Locate every line below that contains the word "illness" and copy it.

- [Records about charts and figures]
▬▬▬▬▬▬

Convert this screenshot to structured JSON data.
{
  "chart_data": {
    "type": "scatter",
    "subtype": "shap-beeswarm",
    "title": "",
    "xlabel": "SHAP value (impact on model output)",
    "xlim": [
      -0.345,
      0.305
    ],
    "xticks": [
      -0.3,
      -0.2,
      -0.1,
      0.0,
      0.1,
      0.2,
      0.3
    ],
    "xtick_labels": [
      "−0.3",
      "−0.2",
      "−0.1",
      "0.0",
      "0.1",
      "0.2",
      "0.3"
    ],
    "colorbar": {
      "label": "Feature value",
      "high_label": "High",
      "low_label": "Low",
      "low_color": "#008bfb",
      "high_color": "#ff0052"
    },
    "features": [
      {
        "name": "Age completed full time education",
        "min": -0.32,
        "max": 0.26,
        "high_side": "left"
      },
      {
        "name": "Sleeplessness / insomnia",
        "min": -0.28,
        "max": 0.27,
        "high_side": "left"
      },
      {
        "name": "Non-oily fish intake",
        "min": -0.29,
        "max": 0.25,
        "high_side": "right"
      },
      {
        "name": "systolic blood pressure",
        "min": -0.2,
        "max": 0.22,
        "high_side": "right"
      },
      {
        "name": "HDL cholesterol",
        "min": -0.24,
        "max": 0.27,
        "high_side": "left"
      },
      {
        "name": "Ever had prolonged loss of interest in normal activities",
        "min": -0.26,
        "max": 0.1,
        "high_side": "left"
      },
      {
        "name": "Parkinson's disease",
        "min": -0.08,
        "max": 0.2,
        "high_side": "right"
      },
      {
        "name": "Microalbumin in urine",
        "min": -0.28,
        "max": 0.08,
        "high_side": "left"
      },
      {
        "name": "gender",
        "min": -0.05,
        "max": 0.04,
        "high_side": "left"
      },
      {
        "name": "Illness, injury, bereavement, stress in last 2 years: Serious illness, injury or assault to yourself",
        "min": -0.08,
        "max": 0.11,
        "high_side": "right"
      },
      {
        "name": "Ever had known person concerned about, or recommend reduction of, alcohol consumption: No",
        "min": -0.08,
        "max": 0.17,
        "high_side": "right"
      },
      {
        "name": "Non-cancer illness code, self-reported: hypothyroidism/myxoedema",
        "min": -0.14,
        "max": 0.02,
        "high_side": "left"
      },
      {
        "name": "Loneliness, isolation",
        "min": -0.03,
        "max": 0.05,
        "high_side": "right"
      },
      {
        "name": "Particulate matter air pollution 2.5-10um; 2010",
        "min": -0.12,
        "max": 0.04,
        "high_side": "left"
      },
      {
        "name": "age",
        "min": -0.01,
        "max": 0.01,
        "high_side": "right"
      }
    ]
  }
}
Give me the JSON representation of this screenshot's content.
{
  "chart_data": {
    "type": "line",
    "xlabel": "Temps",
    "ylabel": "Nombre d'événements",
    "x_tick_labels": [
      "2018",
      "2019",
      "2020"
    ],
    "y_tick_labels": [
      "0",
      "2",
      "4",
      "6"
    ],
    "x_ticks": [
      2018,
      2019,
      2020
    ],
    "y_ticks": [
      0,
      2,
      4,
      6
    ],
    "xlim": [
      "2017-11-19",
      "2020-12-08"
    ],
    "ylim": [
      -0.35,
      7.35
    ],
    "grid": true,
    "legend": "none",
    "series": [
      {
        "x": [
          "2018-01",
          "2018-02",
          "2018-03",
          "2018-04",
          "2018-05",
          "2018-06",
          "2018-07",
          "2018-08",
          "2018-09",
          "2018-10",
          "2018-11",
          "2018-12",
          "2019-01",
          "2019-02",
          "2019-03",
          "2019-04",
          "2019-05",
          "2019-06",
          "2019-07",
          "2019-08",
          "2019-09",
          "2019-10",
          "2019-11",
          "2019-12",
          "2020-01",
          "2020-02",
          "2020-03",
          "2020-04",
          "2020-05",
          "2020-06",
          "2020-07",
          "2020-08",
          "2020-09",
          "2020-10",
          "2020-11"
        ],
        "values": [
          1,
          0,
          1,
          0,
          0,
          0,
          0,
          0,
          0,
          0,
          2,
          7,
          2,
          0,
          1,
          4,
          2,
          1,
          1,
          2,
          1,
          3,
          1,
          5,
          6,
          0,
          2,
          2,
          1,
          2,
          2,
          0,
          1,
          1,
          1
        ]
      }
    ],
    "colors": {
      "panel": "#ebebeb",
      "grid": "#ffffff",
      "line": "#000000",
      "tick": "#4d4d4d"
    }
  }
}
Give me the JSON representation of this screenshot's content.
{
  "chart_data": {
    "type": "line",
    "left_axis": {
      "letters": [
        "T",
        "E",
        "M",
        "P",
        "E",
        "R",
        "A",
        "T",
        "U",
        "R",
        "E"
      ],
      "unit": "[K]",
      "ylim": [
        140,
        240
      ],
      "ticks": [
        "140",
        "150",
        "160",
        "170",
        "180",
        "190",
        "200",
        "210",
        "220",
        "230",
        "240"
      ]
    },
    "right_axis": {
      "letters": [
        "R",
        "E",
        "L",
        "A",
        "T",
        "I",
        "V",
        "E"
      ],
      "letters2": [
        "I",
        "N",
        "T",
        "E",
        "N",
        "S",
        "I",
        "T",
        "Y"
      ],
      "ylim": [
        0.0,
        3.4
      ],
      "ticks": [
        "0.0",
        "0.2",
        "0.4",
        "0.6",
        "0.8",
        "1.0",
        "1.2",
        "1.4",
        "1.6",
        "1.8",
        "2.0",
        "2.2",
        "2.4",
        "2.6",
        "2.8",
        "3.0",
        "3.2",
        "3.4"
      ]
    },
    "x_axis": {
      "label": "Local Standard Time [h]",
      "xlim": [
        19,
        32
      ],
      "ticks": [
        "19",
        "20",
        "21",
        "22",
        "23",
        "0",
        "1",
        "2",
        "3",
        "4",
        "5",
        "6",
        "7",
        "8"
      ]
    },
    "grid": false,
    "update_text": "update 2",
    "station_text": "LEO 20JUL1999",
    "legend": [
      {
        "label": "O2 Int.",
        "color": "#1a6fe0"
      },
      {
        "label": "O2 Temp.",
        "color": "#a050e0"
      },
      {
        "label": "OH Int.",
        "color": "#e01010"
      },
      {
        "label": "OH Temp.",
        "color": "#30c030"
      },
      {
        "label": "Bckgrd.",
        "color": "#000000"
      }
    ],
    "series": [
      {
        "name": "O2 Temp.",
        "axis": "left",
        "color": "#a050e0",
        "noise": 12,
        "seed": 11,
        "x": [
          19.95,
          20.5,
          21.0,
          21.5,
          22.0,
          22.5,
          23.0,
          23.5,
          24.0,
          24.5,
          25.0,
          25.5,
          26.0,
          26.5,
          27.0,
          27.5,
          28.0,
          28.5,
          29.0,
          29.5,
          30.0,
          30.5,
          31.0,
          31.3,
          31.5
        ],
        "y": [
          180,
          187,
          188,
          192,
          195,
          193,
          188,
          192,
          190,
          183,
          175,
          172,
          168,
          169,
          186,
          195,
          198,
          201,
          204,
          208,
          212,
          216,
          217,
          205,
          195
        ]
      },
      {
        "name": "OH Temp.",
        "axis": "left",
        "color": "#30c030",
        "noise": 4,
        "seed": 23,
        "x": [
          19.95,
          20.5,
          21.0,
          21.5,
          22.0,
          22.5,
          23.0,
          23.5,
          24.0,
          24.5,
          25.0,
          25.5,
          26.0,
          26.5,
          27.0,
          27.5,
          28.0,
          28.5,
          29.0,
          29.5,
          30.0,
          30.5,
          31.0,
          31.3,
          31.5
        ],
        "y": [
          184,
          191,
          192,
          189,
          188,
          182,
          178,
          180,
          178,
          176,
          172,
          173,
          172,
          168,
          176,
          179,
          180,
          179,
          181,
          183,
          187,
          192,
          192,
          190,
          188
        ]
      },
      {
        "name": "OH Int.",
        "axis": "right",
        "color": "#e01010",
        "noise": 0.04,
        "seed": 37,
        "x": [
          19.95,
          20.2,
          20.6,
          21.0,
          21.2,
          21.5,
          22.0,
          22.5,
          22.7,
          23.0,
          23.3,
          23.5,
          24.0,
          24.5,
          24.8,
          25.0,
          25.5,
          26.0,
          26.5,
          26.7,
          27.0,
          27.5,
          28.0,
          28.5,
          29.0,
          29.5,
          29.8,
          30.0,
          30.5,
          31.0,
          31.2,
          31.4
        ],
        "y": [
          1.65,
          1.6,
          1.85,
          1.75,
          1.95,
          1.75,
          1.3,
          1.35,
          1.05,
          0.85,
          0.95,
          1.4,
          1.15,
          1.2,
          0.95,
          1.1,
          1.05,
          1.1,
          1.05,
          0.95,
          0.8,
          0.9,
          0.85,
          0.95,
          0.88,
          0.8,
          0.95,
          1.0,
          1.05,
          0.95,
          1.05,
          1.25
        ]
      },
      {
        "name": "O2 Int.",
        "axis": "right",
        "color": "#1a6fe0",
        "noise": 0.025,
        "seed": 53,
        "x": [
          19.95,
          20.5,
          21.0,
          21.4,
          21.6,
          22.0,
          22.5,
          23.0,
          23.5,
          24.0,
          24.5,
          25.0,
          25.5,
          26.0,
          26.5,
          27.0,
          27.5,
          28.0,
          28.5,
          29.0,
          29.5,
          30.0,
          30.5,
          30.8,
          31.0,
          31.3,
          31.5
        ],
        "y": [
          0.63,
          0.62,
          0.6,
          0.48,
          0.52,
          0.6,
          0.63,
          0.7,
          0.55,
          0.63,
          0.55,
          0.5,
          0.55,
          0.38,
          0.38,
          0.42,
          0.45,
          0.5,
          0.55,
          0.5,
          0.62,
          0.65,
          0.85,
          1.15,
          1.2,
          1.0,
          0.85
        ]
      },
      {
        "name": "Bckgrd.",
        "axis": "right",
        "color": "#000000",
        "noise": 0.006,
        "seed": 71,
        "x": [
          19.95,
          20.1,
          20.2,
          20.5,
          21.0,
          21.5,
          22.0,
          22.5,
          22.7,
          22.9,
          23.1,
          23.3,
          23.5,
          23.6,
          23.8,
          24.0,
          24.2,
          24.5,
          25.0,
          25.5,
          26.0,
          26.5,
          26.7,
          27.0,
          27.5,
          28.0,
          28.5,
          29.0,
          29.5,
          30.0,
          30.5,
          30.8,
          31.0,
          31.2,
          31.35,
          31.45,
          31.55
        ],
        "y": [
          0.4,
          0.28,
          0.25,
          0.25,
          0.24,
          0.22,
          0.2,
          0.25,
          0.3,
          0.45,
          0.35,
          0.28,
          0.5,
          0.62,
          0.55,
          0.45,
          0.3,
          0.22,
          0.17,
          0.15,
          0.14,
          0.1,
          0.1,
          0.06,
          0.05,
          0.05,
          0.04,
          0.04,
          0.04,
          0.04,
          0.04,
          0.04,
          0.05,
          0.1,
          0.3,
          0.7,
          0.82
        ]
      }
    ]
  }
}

▬▬▬▬▬▬

- [COMPLETE ANSWER]
        "name": "Illness, injury, bereavement, stress in last 2 years: Serious illness, injury or assault to yourself",
        "name": "Non-cancer illness code, self-reported: hypothyroidism/myxoedema",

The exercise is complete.